Give only the lines from the one containing "Serialize everything readable" through the end of the material below, exactly as written.
+ + +
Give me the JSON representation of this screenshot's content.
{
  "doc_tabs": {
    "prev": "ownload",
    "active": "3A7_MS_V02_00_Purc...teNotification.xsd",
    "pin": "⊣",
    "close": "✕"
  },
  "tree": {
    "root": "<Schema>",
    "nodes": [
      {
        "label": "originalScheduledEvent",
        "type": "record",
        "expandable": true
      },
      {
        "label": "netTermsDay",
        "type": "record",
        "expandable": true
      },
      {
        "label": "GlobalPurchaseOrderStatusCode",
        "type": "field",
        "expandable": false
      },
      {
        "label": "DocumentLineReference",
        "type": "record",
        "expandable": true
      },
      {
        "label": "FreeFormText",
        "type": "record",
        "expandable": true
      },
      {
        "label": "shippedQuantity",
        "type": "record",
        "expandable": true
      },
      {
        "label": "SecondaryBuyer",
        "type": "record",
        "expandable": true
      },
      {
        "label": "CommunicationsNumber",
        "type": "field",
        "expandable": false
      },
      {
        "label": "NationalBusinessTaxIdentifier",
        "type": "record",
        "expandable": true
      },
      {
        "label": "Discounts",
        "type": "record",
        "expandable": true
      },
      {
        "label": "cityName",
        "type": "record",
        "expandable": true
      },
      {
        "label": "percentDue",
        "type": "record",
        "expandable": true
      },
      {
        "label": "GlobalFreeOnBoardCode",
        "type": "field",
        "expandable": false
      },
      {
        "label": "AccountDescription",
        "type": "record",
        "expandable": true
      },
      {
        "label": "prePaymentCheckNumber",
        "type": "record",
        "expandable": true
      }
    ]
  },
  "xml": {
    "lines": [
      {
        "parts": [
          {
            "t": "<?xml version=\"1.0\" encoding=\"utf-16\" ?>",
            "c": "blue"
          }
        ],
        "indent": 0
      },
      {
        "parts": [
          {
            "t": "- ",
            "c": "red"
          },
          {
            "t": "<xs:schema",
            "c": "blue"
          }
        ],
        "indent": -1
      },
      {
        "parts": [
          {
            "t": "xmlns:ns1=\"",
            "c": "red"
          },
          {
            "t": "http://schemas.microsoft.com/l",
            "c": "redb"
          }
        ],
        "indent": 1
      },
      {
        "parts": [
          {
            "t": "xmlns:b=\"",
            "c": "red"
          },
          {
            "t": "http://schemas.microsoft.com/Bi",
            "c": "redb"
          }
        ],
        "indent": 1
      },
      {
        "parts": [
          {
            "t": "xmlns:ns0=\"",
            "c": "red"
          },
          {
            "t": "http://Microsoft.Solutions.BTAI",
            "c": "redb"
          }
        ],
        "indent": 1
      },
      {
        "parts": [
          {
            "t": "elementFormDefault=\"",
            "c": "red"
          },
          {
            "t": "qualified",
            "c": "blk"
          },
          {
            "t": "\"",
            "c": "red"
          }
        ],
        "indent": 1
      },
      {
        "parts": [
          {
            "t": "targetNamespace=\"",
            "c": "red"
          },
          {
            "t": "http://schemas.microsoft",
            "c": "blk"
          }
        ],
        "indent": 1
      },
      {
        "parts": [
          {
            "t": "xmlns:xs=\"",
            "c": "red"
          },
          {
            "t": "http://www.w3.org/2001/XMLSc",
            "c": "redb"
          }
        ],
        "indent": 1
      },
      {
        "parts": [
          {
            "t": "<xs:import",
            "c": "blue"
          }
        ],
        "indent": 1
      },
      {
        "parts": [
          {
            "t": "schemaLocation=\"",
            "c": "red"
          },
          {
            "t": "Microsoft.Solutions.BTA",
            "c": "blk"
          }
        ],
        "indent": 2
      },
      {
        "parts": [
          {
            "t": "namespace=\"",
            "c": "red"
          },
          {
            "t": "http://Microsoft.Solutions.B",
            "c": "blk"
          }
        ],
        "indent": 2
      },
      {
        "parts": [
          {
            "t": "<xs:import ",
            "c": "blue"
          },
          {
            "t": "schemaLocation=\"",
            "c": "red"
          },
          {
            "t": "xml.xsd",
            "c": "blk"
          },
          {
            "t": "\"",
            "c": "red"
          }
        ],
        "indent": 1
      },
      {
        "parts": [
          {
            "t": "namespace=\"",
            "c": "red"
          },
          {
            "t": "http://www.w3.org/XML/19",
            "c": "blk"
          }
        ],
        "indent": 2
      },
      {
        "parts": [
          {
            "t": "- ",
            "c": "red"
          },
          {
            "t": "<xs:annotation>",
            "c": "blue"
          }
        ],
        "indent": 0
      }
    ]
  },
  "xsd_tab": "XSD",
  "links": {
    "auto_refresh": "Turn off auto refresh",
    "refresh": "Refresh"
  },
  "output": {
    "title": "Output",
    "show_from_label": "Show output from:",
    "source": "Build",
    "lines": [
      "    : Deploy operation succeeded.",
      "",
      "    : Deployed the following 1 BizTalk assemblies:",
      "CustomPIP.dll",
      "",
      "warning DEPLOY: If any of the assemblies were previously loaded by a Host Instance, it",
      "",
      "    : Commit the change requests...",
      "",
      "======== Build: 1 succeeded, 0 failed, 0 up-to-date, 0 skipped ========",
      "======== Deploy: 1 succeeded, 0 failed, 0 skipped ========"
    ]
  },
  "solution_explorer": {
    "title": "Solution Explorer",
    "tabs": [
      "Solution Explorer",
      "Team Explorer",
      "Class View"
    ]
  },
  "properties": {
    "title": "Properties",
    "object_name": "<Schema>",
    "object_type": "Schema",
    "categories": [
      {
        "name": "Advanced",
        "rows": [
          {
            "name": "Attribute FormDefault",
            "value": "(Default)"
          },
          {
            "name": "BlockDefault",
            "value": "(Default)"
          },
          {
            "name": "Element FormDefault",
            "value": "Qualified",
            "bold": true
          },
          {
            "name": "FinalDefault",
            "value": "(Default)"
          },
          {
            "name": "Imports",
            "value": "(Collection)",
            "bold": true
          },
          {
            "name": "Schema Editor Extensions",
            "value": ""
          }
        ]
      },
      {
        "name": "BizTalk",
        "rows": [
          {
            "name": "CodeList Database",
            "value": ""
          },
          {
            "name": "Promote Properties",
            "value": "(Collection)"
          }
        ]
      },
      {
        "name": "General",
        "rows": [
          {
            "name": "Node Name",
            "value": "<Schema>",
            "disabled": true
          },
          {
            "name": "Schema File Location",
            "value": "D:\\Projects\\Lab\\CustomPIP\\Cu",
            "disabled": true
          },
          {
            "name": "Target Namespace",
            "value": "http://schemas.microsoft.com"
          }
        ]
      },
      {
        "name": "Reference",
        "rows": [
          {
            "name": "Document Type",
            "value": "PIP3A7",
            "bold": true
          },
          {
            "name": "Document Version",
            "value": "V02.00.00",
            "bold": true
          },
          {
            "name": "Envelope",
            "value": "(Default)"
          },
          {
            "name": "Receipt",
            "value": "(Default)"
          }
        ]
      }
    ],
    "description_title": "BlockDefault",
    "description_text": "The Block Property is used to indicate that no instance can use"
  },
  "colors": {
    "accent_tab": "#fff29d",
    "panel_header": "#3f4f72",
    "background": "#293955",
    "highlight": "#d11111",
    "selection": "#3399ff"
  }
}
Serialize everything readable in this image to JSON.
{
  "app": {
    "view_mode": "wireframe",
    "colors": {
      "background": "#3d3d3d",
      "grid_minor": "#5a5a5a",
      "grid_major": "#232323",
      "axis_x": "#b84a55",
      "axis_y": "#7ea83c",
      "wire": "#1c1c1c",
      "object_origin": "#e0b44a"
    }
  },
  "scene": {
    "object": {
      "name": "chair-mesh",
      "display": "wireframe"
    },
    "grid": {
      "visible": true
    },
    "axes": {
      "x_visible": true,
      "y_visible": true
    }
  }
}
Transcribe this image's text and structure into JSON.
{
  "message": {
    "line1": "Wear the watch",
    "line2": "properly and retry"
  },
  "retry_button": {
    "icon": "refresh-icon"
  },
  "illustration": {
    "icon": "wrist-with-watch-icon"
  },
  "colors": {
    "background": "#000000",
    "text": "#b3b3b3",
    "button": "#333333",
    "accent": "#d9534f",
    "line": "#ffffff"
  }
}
+ + +
● SOLUTION TO THIS TASK:
Serialize everything readable in this image to JSON.
{
  "app": {
    "view_mode": "wireframe",
    "colors": {
      "background": "#3d3d3d",
      "grid_minor": "#5a5a5a",
      "grid_major": "#232323",
      "axis_x": "#b84a55",
      "axis_y": "#7ea83c",
      "wire": "#1c1c1c",
      "object_origin": "#e0b44a"
    }
  },
  "scene": {
    "object": {
      "name": "chair-mesh",
      "display": "wireframe"
    },
    "grid": {
      "visible": true
    },
    "axes": {
      "x_visible": true,
      "y_visible": true
    }
  }
}
Transcribe this image's text and structure into JSON.
{
  "message": {
    "line1": "Wear the watch",
    "line2": "properly and retry"
  },
  "retry_button": {
    "icon": "refresh-icon"
  },
  "illustration": {
    "icon": "wrist-with-watch-icon"
  },
  "colors": {
    "background": "#000000",
    "text": "#b3b3b3",
    "button": "#333333",
    "accent": "#d9534f",
    "line": "#ffffff"
  }
}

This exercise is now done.